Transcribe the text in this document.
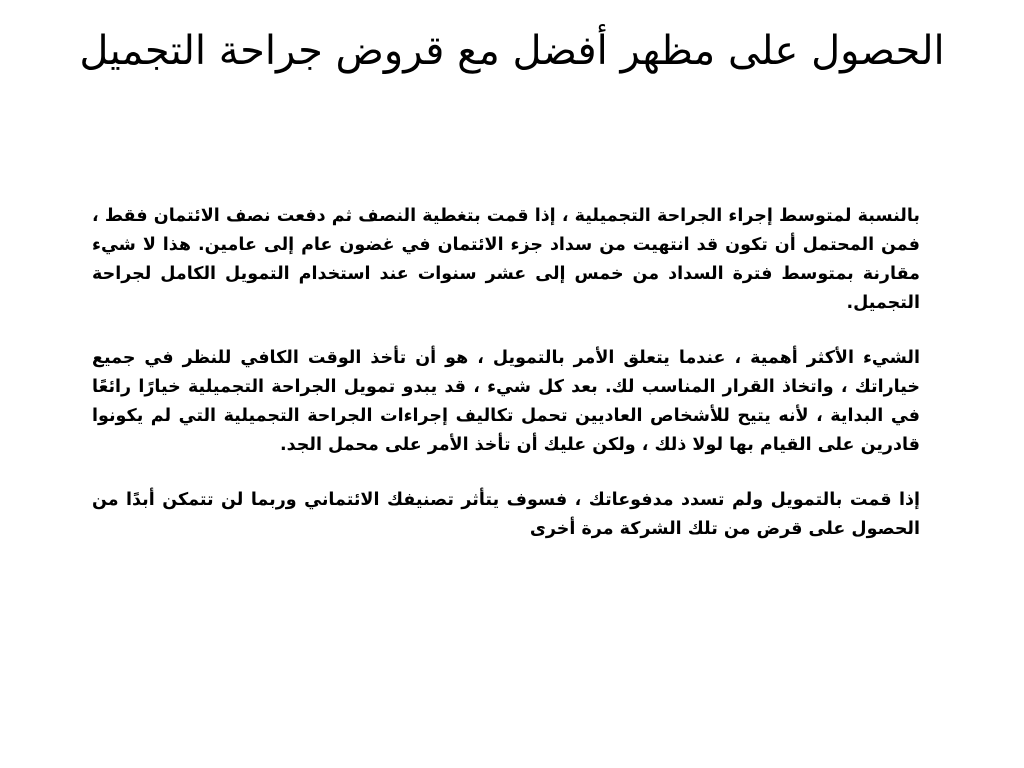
الحصول على مظهر أفضل مع قروض جراحة التجميل

بالنسبة لمتوسط إجراء الجراحة التجميلية ، إذا قمت بتغطية النصف ثم دفعت نصف الائتمان فقط ، فمن المحتمل أن تكون قد انتهيت من سداد جزء الائتمان في غضون عام إلى عامين. هذا لا شيء مقارنة بمتوسط فترة السداد من خمس إلى عشر سنوات عند استخدام التمويل الكامل لجراحة التجميل.

الشيء الأكثر أهمية ، عندما يتعلق الأمر بالتمويل ، هو أن تأخذ الوقت الكافي للنظر في جميع خياراتك ، واتخاذ القرار المناسب لك. بعد كل شيء ، قد يبدو تمويل الجراحة التجميلية خيارًا رائعًا في البداية ، لأنه يتيح للأشخاص العاديين تحمل تكاليف إجراءات الجراحة التجميلية التي لم يكونوا قادرين على القيام بها لولا ذلك ، ولكن عليك أن تأخذ الأمر على محمل الجد.

إذا قمت بالتمويل ولم تسدد مدفوعاتك ، فسوف يتأثر تصنيفك الائتماني وربما لن تتمكن أبدًا من الحصول على قرض من تلك الشركة مرة أخرى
________
Give all the entries again exactly, dropping each picture.

Transcribe the text in this document.
الحصول على مظهر أفضل مع قروض جراحة التجميل

بالنسبة لمتوسط إجراء الجراحة التجميلية ، إذا قمت بتغطية النصف ثم دفعت نصف الائتمان فقط ، فمن المحتمل أن تكون قد انتهيت من سداد جزء الائتمان في غضون عام إلى عامين. هذا لا شيء مقارنة بمتوسط فترة السداد من خمس إلى عشر سنوات عند استخدام التمويل الكامل لجراحة التجميل.

الشيء الأكثر أهمية ، عندما يتعلق الأمر بالتمويل ، هو أن تأخذ الوقت الكافي للنظر في جميع خياراتك ، واتخاذ القرار المناسب لك. بعد كل شيء ، قد يبدو تمويل الجراحة التجميلية خيارًا رائعًا في البداية ، لأنه يتيح للأشخاص العاديين تحمل تكاليف إجراءات الجراحة التجميلية التي لم يكونوا قادرين على القيام بها لولا ذلك ، ولكن عليك أن تأخذ الأمر على محمل الجد.

إذا قمت بالتمويل ولم تسدد مدفوعاتك ، فسوف يتأثر تصنيفك الائتماني وربما لن تتمكن أبدًا من الحصول على قرض من تلك الشركة مرة أخرى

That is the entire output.